Will you transcribe the entries that follow, exactly and in full?

━━━━━━━━

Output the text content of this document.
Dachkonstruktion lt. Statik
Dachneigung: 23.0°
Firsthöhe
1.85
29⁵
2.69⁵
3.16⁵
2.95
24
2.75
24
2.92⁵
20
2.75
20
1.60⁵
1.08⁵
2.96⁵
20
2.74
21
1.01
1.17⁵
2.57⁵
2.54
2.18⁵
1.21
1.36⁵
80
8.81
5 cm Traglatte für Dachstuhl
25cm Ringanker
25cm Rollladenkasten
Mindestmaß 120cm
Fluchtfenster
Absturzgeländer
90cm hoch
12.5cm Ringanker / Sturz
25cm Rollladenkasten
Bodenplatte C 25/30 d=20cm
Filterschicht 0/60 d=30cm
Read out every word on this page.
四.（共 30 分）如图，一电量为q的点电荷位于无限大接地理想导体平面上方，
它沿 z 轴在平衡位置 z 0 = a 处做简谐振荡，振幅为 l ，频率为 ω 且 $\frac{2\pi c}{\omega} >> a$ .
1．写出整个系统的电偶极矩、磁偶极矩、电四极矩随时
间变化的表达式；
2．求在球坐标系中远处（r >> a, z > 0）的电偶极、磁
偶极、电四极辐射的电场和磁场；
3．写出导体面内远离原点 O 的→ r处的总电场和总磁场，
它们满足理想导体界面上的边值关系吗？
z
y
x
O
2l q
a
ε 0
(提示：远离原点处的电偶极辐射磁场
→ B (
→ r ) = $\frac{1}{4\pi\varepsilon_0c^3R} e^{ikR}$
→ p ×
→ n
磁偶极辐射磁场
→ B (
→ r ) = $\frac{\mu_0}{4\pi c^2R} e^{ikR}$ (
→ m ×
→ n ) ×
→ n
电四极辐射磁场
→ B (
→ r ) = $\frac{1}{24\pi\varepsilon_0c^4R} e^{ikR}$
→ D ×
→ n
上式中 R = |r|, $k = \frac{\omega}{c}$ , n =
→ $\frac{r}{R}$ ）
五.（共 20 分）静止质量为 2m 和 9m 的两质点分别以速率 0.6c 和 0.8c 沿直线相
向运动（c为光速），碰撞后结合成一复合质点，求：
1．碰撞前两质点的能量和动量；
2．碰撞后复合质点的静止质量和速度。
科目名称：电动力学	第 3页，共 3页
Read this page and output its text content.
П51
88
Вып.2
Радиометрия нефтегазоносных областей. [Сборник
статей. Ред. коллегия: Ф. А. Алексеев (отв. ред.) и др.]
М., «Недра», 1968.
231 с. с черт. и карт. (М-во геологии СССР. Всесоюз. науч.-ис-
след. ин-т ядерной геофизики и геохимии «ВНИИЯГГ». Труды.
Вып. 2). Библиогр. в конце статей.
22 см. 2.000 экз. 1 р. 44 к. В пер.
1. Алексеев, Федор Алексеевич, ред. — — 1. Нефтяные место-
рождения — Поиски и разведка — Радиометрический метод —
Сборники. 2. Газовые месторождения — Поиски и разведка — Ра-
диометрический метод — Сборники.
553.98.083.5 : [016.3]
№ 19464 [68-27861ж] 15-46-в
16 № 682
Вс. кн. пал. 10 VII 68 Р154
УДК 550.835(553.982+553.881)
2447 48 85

━━━━━━━━

**FINAL ANSWER**
Output the text content of this document.
Dachkonstruktion lt. Statik
Dachneigung: 23.0°
Firsthöhe
1.85
29⁵
2.69⁵
3.16⁵
2.95
24
2.75
24
2.92⁵
20
2.75
20
1.60⁵
1.08⁵
2.96⁵
20
2.74
21
1.01
1.17⁵
2.57⁵
2.54
2.18⁵
1.21
1.36⁵
80
8.81
5 cm Traglatte für Dachstuhl
25cm Ringanker
25cm Rollladenkasten
Mindestmaß 120cm
Fluchtfenster
Absturzgeländer
90cm hoch
12.5cm Ringanker / Sturz
25cm Rollladenkasten
Bodenplatte C 25/30 d=20cm
Filterschicht 0/60 d=30cm
Read out every word on this page.
四.（共 30 分）如图，一电量为q的点电荷位于无限大接地理想导体平面上方，
它沿 z 轴在平衡位置 z 0 = a 处做简谐振荡，振幅为 l ，频率为 ω 且 $\frac{2\pi c}{\omega} >> a$ .
1．写出整个系统的电偶极矩、磁偶极矩、电四极矩随时
间变化的表达式；
2．求在球坐标系中远处（r >> a, z > 0）的电偶极、磁
偶极、电四极辐射的电场和磁场；
3．写出导体面内远离原点 O 的→ r处的总电场和总磁场，
它们满足理想导体界面上的边值关系吗？
z
y
x
O
2l q
a
ε 0
(提示：远离原点处的电偶极辐射磁场
→ B (
→ r ) = $\frac{1}{4\pi\varepsilon_0c^3R} e^{ikR}$
→ p ×
→ n
磁偶极辐射磁场
→ B (
→ r ) = $\frac{\mu_0}{4\pi c^2R} e^{ikR}$ (
→ m ×
→ n ) ×
→ n
电四极辐射磁场
→ B (
→ r ) = $\frac{1}{24\pi\varepsilon_0c^4R} e^{ikR}$
→ D ×
→ n
上式中 R = |r|, $k = \frac{\omega}{c}$ , n =
→ $\frac{r}{R}$ ）
五.（共 20 分）静止质量为 2m 和 9m 的两质点分别以速率 0.6c 和 0.8c 沿直线相
向运动（c为光速），碰撞后结合成一复合质点，求：
1．碰撞前两质点的能量和动量；
2．碰撞后复合质点的静止质量和速度。
科目名称：电动力学	第 3页，共 3页
Read this page and output its text content.
П51
88
Вып.2
Радиометрия нефтегазоносных областей. [Сборник
статей. Ред. коллегия: Ф. А. Алексеев (отв. ред.) и др.]
М., «Недра», 1968.
231 с. с черт. и карт. (М-во геологии СССР. Всесоюз. науч.-ис-
след. ин-т ядерной геофизики и геохимии «ВНИИЯГГ». Труды.
Вып. 2). Библиогр. в конце статей.
22 см. 2.000 экз. 1 р. 44 к. В пер.
1. Алексеев, Федор Алексеевич, ред. — — 1. Нефтяные место-
рождения — Поиски и разведка — Радиометрический метод —
Сборники. 2. Газовые месторождения — Поиски и разведка — Ра-
диометрический метод — Сборники.
553.98.083.5 : [016.3]
№ 19464 [68-27861ж] 15-46-в
16 № 682
Вс. кн. пал. 10 VII 68 Р154
УДК 550.835(553.982+553.881)
2447 48 85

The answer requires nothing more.